▶ Set exercise:
Look through the listing for the word "pixels". Copy each line that has it.

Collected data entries
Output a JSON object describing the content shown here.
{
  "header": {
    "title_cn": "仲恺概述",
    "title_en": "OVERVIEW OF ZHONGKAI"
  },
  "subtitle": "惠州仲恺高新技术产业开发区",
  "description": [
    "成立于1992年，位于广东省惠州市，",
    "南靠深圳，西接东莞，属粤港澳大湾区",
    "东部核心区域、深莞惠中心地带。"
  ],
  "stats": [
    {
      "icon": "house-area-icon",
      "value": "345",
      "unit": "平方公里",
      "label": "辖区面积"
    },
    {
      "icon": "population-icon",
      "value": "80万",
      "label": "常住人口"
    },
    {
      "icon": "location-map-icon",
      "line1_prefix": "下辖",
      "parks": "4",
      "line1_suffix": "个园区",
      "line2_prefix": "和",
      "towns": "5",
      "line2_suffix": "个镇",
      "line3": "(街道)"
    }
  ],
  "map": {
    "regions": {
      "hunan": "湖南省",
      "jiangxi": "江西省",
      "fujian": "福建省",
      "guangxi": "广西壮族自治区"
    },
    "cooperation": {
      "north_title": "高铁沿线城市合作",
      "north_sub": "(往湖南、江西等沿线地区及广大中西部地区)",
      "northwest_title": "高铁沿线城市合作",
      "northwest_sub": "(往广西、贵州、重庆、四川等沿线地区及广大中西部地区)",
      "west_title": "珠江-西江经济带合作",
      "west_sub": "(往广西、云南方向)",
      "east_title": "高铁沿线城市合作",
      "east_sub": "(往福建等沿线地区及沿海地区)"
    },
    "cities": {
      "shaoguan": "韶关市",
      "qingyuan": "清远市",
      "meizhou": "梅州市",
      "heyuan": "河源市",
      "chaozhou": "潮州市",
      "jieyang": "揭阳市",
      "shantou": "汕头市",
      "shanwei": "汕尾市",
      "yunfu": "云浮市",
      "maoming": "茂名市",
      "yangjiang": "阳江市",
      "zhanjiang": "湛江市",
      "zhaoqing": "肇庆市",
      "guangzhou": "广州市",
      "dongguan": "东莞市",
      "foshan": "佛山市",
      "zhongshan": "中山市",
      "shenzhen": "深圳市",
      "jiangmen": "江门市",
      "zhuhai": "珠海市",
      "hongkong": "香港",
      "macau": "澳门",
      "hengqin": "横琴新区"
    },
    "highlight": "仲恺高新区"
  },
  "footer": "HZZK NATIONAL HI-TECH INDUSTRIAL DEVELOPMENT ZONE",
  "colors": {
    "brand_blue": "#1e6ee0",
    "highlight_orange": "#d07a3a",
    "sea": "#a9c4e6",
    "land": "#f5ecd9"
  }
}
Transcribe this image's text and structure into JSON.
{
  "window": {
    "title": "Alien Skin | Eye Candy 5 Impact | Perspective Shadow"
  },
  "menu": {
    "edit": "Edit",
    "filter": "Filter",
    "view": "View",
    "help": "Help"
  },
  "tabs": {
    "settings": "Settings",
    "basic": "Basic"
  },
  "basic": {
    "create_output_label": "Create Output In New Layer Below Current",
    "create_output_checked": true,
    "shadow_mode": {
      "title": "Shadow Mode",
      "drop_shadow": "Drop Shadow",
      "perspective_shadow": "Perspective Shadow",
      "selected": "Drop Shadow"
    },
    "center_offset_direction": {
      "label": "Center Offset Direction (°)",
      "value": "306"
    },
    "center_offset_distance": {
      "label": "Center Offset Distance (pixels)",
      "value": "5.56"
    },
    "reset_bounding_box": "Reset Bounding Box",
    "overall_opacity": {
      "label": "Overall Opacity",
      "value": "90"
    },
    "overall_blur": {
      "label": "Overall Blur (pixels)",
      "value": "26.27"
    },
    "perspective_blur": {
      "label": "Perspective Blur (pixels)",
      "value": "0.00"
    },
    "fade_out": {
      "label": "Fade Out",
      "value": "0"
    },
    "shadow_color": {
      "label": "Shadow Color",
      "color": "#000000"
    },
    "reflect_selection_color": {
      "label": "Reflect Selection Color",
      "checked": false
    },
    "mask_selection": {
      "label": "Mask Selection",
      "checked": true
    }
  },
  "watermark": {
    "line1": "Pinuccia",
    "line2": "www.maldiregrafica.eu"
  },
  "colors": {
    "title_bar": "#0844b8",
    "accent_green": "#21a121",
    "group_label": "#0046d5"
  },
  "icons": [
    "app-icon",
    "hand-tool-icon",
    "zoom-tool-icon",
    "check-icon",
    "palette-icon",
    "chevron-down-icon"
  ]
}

▶ Written reply:
      "label": "Center Offset Distance (pixels)",
      "label": "Overall Blur (pixels)",
      "label": "Perspective Blur (pixels)",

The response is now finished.